REQUIREMENTS - Reproduce each line exactly, including spacing and punctuation.

(Collection entries)
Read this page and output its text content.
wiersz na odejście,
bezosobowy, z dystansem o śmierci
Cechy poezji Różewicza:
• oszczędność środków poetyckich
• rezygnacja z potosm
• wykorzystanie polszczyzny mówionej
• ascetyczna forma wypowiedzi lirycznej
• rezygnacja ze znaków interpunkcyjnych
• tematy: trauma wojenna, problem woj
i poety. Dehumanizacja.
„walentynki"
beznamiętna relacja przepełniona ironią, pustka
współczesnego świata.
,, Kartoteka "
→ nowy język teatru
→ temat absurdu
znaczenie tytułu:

THE ANSWER -
Read this page and output its text content.
wiersz na odejście,
bezosobowy, z dystansem o śmierci
Cechy poezji Różewicza:
• oszczędność środków poetyckich
• rezygnacja z potosm
• wykorzystanie polszczyzny mówionej
• ascetyczna forma wypowiedzi lirycznej
• rezygnacja ze znaków interpunkcyjnych
• tematy: trauma wojenna, problem woj
i poety. Dehumanizacja.
„walentynki"
beznamiętna relacja przepełniona ironią, pustka
współczesnego świata.
,, Kartoteka "
→ nowy język teatru
→ temat absurdu
znaczenie tytułu:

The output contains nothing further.